**What to produce**: Each line in the entries below that holds the string "this" is to be listed.

**Data records**:
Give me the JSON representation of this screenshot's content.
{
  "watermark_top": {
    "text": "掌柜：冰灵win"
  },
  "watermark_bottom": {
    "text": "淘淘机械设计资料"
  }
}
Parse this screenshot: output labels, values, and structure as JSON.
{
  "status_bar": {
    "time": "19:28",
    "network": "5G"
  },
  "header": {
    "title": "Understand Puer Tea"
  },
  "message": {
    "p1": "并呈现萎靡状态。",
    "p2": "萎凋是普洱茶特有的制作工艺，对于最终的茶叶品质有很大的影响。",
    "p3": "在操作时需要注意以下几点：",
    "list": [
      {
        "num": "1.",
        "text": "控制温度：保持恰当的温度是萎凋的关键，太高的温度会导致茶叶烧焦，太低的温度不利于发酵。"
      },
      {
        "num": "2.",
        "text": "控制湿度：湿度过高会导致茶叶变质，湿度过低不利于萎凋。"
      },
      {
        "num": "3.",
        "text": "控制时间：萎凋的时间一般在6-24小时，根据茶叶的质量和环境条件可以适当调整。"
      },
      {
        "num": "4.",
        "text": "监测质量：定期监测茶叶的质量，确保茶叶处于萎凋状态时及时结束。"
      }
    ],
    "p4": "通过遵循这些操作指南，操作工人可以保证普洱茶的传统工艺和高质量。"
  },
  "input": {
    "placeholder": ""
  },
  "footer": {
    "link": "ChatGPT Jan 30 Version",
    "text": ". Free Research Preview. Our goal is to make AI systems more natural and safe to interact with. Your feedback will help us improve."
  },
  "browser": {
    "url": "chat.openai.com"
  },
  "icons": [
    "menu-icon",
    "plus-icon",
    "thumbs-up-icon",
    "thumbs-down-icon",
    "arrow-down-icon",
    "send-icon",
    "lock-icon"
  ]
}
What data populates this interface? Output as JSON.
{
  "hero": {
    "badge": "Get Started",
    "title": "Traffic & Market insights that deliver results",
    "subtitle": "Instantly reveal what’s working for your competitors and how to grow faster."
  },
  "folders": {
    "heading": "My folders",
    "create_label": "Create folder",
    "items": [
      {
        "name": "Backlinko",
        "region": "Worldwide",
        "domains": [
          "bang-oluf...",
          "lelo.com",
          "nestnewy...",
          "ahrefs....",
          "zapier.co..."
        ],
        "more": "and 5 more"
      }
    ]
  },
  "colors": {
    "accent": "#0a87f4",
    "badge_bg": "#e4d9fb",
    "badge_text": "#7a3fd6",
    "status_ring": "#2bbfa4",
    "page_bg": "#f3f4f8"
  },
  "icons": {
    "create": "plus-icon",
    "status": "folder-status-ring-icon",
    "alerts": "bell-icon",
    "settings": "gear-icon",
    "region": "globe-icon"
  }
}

**Task solution**:
Give me the JSON representation of this screenshot's content.
Parse this screenshot: output labels, values, and structure as JSON.
What data populates this interface? Output as JSON.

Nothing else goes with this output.